## TASK INSTRUCTIONS
Please copy all of the data below line for line, keeping every character unchanged.

## EXERCISE DATA
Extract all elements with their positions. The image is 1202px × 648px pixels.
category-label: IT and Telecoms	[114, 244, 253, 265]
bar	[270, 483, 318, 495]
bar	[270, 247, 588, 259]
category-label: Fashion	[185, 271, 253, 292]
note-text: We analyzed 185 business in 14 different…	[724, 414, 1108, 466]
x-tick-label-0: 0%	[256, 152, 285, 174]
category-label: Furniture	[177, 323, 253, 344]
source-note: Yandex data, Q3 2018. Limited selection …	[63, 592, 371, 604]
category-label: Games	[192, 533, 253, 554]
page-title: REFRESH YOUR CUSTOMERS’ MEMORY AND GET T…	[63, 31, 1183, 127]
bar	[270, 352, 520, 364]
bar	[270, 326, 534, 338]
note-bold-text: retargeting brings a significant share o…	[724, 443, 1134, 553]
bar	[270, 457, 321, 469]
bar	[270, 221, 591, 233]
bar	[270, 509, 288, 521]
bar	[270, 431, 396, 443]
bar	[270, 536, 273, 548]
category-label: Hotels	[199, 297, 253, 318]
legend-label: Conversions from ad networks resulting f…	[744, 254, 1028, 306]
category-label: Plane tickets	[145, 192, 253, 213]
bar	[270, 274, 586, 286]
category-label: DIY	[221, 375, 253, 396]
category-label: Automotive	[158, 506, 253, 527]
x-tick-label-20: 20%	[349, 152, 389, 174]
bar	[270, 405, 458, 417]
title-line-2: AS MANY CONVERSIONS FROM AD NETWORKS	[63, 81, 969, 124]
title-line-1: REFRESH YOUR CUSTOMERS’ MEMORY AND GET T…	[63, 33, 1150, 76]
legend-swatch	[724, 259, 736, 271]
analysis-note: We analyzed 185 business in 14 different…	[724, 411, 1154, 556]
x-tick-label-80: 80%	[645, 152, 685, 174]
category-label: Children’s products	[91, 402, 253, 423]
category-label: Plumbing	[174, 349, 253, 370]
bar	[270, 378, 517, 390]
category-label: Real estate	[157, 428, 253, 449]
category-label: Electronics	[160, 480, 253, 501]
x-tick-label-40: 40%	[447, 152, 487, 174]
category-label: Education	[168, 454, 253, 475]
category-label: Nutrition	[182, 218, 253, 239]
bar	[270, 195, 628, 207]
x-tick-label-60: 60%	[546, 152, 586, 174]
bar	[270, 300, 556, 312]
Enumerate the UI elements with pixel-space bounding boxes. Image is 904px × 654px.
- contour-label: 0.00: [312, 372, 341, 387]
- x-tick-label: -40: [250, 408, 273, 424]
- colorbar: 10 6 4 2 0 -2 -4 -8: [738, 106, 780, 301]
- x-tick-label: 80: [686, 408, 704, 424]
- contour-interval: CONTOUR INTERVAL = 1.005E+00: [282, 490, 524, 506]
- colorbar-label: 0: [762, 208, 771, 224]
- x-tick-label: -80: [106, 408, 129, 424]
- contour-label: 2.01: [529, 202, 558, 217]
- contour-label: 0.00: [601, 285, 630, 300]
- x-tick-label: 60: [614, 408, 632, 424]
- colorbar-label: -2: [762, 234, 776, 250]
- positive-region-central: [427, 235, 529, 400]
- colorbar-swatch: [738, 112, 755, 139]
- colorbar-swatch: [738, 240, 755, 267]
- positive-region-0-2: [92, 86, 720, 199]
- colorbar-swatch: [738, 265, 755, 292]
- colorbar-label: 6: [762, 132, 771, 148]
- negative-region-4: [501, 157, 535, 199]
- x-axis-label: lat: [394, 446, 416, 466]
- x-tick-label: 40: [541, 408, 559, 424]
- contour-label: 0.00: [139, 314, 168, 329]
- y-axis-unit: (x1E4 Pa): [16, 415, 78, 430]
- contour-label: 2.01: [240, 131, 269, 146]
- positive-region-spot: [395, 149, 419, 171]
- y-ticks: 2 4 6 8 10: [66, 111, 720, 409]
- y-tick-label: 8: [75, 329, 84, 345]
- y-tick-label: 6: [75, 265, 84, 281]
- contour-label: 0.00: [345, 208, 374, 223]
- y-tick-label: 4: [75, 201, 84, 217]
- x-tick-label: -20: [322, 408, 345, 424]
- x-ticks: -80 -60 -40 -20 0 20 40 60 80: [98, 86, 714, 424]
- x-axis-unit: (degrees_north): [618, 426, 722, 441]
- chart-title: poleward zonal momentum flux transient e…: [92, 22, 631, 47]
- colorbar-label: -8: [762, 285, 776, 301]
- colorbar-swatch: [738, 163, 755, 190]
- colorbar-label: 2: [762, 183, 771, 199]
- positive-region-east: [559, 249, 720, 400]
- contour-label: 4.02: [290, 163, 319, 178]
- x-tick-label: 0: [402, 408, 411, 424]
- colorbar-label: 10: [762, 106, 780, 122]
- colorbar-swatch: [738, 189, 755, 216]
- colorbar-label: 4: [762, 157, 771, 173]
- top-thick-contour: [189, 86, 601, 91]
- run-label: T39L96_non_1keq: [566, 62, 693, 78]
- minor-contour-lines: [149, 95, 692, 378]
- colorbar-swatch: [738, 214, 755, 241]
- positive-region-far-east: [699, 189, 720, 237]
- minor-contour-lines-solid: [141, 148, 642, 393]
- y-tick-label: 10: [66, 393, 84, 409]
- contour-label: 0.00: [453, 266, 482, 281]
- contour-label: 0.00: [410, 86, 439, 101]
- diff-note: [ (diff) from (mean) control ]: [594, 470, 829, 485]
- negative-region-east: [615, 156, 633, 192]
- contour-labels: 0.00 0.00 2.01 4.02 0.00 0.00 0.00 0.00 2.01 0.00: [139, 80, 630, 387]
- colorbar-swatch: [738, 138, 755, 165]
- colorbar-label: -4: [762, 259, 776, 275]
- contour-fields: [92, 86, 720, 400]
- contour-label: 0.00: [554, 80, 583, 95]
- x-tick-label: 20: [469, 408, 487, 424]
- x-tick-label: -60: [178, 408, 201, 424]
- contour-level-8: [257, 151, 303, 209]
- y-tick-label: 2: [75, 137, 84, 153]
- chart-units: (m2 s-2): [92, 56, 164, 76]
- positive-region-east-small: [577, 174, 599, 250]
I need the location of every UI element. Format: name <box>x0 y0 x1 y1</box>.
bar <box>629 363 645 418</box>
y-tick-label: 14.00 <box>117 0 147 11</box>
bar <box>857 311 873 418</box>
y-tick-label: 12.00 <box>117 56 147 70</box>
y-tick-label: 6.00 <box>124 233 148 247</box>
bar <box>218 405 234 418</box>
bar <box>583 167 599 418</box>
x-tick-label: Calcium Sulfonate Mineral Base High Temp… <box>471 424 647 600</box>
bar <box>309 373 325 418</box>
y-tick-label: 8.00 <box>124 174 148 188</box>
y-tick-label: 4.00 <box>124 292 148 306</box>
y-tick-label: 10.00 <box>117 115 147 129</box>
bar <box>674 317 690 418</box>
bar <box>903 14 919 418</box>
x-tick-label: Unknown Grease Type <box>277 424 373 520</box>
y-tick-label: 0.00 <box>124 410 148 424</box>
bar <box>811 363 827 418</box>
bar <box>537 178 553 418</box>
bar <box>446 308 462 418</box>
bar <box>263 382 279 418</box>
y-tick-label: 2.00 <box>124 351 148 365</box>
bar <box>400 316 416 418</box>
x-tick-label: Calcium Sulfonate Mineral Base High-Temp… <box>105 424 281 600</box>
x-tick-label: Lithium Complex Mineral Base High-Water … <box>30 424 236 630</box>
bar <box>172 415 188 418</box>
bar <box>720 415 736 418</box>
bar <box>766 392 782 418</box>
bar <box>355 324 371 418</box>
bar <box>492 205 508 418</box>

## FINAL ANSWER
Extract all elements with their positions. The image is 1202px × 648px pixels.
category-label: IT and Telecoms	[114, 244, 253, 265]
bar	[270, 483, 318, 495]
bar	[270, 247, 588, 259]
category-label: Fashion	[185, 271, 253, 292]
note-text: We analyzed 185 business in 14 different…	[724, 414, 1108, 466]
x-tick-label-0: 0%	[256, 152, 285, 174]
category-label: Furniture	[177, 323, 253, 344]
source-note: Yandex data, Q3 2018. Limited selection …	[63, 592, 371, 604]
category-label: Games	[192, 533, 253, 554]
page-title: REFRESH YOUR CUSTOMERS’ MEMORY AND GET T…	[63, 31, 1183, 127]
bar	[270, 352, 520, 364]
bar	[270, 326, 534, 338]
note-bold-text: retargeting brings a significant share o…	[724, 443, 1134, 553]
bar	[270, 457, 321, 469]
bar	[270, 221, 591, 233]
bar	[270, 509, 288, 521]
bar	[270, 431, 396, 443]
bar	[270, 536, 273, 548]
category-label: Hotels	[199, 297, 253, 318]
legend-label: Conversions from ad networks resulting f…	[744, 254, 1028, 306]
category-label: Plane tickets	[145, 192, 253, 213]
bar	[270, 274, 586, 286]
category-label: DIY	[221, 375, 253, 396]
category-label: Automotive	[158, 506, 253, 527]
x-tick-label-20: 20%	[349, 152, 389, 174]
bar	[270, 405, 458, 417]
title-line-2: AS MANY CONVERSIONS FROM AD NETWORKS	[63, 81, 969, 124]
title-line-1: REFRESH YOUR CUSTOMERS’ MEMORY AND GET T…	[63, 33, 1150, 76]
legend-swatch	[724, 259, 736, 271]
analysis-note: We analyzed 185 business in 14 different…	[724, 411, 1154, 556]
x-tick-label-80: 80%	[645, 152, 685, 174]
category-label: Children’s products	[91, 402, 253, 423]
category-label: Plumbing	[174, 349, 253, 370]
bar	[270, 378, 517, 390]
category-label: Real estate	[157, 428, 253, 449]
category-label: Electronics	[160, 480, 253, 501]
x-tick-label-40: 40%	[447, 152, 487, 174]
category-label: Education	[168, 454, 253, 475]
category-label: Nutrition	[182, 218, 253, 239]
bar	[270, 195, 628, 207]
x-tick-label-60: 60%	[546, 152, 586, 174]
bar	[270, 300, 556, 312]
Enumerate the UI elements with pixel-space bounding boxes. Image is 904px × 654px.
- contour-label: 0.00: [312, 372, 341, 387]
- x-tick-label: -40: [250, 408, 273, 424]
- colorbar: 10 6 4 2 0 -2 -4 -8: [738, 106, 780, 301]
- x-tick-label: 80: [686, 408, 704, 424]
- contour-interval: CONTOUR INTERVAL = 1.005E+00: [282, 490, 524, 506]
- colorbar-label: 0: [762, 208, 771, 224]
- x-tick-label: -80: [106, 408, 129, 424]
- contour-label: 2.01: [529, 202, 558, 217]
- contour-label: 0.00: [601, 285, 630, 300]
- x-tick-label: 60: [614, 408, 632, 424]
- colorbar-label: -2: [762, 234, 776, 250]
- positive-region-central: [427, 235, 529, 400]
- colorbar-swatch: [738, 112, 755, 139]
- colorbar-swatch: [738, 240, 755, 267]
- positive-region-0-2: [92, 86, 720, 199]
- colorbar-swatch: [738, 265, 755, 292]
- colorbar-label: 6: [762, 132, 771, 148]
- negative-region-4: [501, 157, 535, 199]
- x-axis-label: lat: [394, 446, 416, 466]
- x-tick-label: 40: [541, 408, 559, 424]
- contour-label: 0.00: [139, 314, 168, 329]
- y-axis-unit: (x1E4 Pa): [16, 415, 78, 430]
- contour-label: 2.01: [240, 131, 269, 146]
- positive-region-spot: [395, 149, 419, 171]
- y-ticks: 2 4 6 8 10: [66, 111, 720, 409]
- y-tick-label: 8: [75, 329, 84, 345]
- y-tick-label: 6: [75, 265, 84, 281]
- contour-label: 0.00: [345, 208, 374, 223]
- y-tick-label: 4: [75, 201, 84, 217]
- x-tick-label: -20: [322, 408, 345, 424]
- x-ticks: -80 -60 -40 -20 0 20 40 60 80: [98, 86, 714, 424]
- x-axis-unit: (degrees_north): [618, 426, 722, 441]
- chart-title: poleward zonal momentum flux transient e…: [92, 22, 631, 47]
- colorbar-label: -8: [762, 285, 776, 301]
- colorbar-swatch: [738, 163, 755, 190]
- colorbar-label: 2: [762, 183, 771, 199]
- positive-region-east: [559, 249, 720, 400]
- contour-label: 4.02: [290, 163, 319, 178]
- x-tick-label: 0: [402, 408, 411, 424]
- colorbar-label: 10: [762, 106, 780, 122]
- colorbar-swatch: [738, 189, 755, 216]
- colorbar-label: 4: [762, 157, 771, 173]
- top-thick-contour: [189, 86, 601, 91]
- run-label: T39L96_non_1keq: [566, 62, 693, 78]
- minor-contour-lines: [149, 95, 692, 378]
- colorbar-swatch: [738, 214, 755, 241]
- positive-region-far-east: [699, 189, 720, 237]
- minor-contour-lines-solid: [141, 148, 642, 393]
- y-tick-label: 10: [66, 393, 84, 409]
- contour-label: 0.00: [453, 266, 482, 281]
- contour-label: 0.00: [410, 86, 439, 101]
- diff-note: [ (diff) from (mean) control ]: [594, 470, 829, 485]
- negative-region-east: [615, 156, 633, 192]
- contour-labels: 0.00 0.00 2.01 4.02 0.00 0.00 0.00 0.00 2.01 0.00: [139, 80, 630, 387]
- colorbar-swatch: [738, 138, 755, 165]
- colorbar-label: -4: [762, 259, 776, 275]
- contour-fields: [92, 86, 720, 400]
- contour-label: 0.00: [554, 80, 583, 95]
- x-tick-label: 20: [469, 408, 487, 424]
- x-tick-label: -60: [178, 408, 201, 424]
- contour-level-8: [257, 151, 303, 209]
- y-tick-label: 2: [75, 137, 84, 153]
- chart-units: (m2 s-2): [92, 56, 164, 76]
- positive-region-east-small: [577, 174, 599, 250]
I need the location of every UI element. Format: name <box>x0 y0 x1 y1</box>.
bar <box>629 363 645 418</box>
y-tick-label: 14.00 <box>117 0 147 11</box>
bar <box>857 311 873 418</box>
y-tick-label: 12.00 <box>117 56 147 70</box>
y-tick-label: 6.00 <box>124 233 148 247</box>
bar <box>218 405 234 418</box>
bar <box>583 167 599 418</box>
x-tick-label: Calcium Sulfonate Mineral Base High Temp… <box>471 424 647 600</box>
bar <box>309 373 325 418</box>
y-tick-label: 8.00 <box>124 174 148 188</box>
y-tick-label: 4.00 <box>124 292 148 306</box>
y-tick-label: 10.00 <box>117 115 147 129</box>
bar <box>674 317 690 418</box>
bar <box>903 14 919 418</box>
x-tick-label: Unknown Grease Type <box>277 424 373 520</box>
y-tick-label: 0.00 <box>124 410 148 424</box>
bar <box>811 363 827 418</box>
bar <box>537 178 553 418</box>
bar <box>446 308 462 418</box>
bar <box>263 382 279 418</box>
y-tick-label: 2.00 <box>124 351 148 365</box>
bar <box>400 316 416 418</box>
x-tick-label: Calcium Sulfonate Mineral Base High-Temp… <box>105 424 281 600</box>
x-tick-label: Lithium Complex Mineral Base High-Water … <box>30 424 236 630</box>
bar <box>172 415 188 418</box>
bar <box>720 415 736 418</box>
bar <box>766 392 782 418</box>
bar <box>355 324 371 418</box>
bar <box>492 205 508 418</box>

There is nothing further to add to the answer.